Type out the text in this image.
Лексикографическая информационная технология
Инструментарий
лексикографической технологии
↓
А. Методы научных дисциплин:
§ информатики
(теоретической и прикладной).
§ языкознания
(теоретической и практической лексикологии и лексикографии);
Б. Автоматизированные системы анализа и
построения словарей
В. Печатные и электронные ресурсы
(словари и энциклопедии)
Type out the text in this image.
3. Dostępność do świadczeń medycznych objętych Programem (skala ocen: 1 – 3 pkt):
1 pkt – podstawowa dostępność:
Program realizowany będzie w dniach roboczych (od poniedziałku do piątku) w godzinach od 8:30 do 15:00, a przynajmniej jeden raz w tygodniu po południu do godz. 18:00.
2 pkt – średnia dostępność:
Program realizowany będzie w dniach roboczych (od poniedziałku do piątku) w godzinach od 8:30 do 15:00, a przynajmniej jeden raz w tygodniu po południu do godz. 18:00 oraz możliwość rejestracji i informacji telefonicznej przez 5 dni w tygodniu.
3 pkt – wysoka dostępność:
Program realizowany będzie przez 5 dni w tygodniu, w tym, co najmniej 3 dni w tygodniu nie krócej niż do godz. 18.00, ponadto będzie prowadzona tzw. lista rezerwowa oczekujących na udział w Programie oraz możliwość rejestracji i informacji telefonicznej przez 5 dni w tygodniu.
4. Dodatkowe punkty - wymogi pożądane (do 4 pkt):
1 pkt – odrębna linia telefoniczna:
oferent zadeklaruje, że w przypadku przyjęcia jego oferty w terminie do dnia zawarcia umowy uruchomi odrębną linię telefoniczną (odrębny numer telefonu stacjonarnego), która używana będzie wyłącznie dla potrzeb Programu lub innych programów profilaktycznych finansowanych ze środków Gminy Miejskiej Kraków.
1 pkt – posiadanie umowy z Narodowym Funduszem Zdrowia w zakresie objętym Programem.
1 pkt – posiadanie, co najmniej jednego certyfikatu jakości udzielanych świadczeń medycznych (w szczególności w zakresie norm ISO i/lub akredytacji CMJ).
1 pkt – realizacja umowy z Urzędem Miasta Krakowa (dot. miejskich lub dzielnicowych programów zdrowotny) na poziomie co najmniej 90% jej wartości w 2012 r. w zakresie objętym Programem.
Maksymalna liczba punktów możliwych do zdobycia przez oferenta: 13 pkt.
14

━━━━━━━━━━━━━━━━━━━━━━━━━━━━━━

> GIVEN PROBLEM
Count each line of the entries that holds the word "objętym", then state the total and nothing more.

> IN RESPONSE
2